YOUR GOAL
Output all the entries word for word. Omit the pictures.

━━━ MATERIAL PROVIDED

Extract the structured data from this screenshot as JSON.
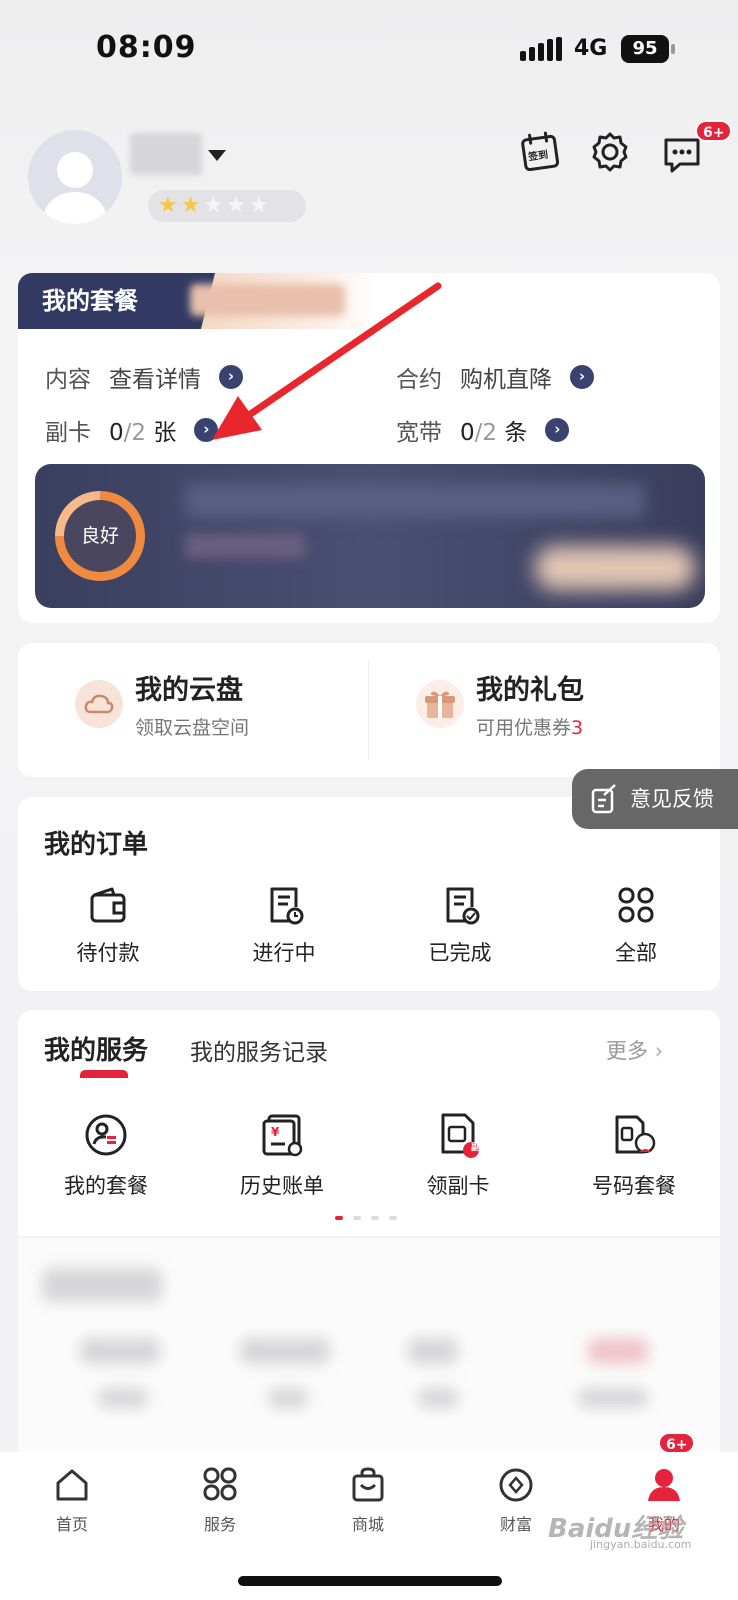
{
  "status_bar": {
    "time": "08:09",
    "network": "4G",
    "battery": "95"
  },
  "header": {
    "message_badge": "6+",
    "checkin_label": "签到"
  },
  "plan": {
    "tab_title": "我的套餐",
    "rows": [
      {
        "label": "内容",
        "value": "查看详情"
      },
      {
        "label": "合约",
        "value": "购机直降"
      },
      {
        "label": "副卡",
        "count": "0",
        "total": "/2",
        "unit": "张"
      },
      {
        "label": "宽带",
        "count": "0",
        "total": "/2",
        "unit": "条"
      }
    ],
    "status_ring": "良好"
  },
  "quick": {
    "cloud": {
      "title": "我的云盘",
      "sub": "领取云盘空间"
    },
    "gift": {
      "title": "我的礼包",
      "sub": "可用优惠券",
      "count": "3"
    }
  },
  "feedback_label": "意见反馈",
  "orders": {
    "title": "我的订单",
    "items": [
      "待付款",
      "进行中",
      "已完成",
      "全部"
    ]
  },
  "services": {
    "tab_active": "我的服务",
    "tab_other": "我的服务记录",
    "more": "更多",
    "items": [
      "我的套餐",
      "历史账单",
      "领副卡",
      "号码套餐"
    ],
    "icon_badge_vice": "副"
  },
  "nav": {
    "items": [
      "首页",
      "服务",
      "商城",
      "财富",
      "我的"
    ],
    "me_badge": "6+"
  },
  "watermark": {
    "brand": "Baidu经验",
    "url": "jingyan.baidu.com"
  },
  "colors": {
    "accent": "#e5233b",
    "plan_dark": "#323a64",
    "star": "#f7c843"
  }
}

━━━━━━

TASK OUTPUT
Extract the structured data from this screenshot as JSON.
{
  "status_bar": {
    "time": "08:09",
    "network": "4G",
    "battery": "95"
  },
  "header": {
    "message_badge": "6+",
    "checkin_label": "签到"
  },
  "plan": {
    "tab_title": "我的套餐",
    "rows": [
      {
        "label": "内容",
        "value": "查看详情"
      },
      {
        "label": "合约",
        "value": "购机直降"
      },
      {
        "label": "副卡",
        "count": "0",
        "total": "/2",
        "unit": "张"
      },
      {
        "label": "宽带",
        "count": "0",
        "total": "/2",
        "unit": "条"
      }
    ],
    "status_ring": "良好"
  },
  "quick": {
    "cloud": {
      "title": "我的云盘",
      "sub": "领取云盘空间"
    },
    "gift": {
      "title": "我的礼包",
      "sub": "可用优惠券",
      "count": "3"
    }
  },
  "feedback_label": "意见反馈",
  "orders": {
    "title": "我的订单",
    "items": [
      "待付款",
      "进行中",
      "已完成",
      "全部"
    ]
  },
  "services": {
    "tab_active": "我的服务",
    "tab_other": "我的服务记录",
    "more": "更多",
    "items": [
      "我的套餐",
      "历史账单",
      "领副卡",
      "号码套餐"
    ],
    "icon_badge_vice": "副"
  },
  "nav": {
    "items": [
      "首页",
      "服务",
      "商城",
      "财富",
      "我的"
    ],
    "me_badge": "6+"
  },
  "watermark": {
    "brand": "Baidu经验",
    "url": "jingyan.baidu.com"
  },
  "colors": {
    "accent": "#e5233b",
    "plan_dark": "#323a64",
    "star": "#f7c843"
  }
}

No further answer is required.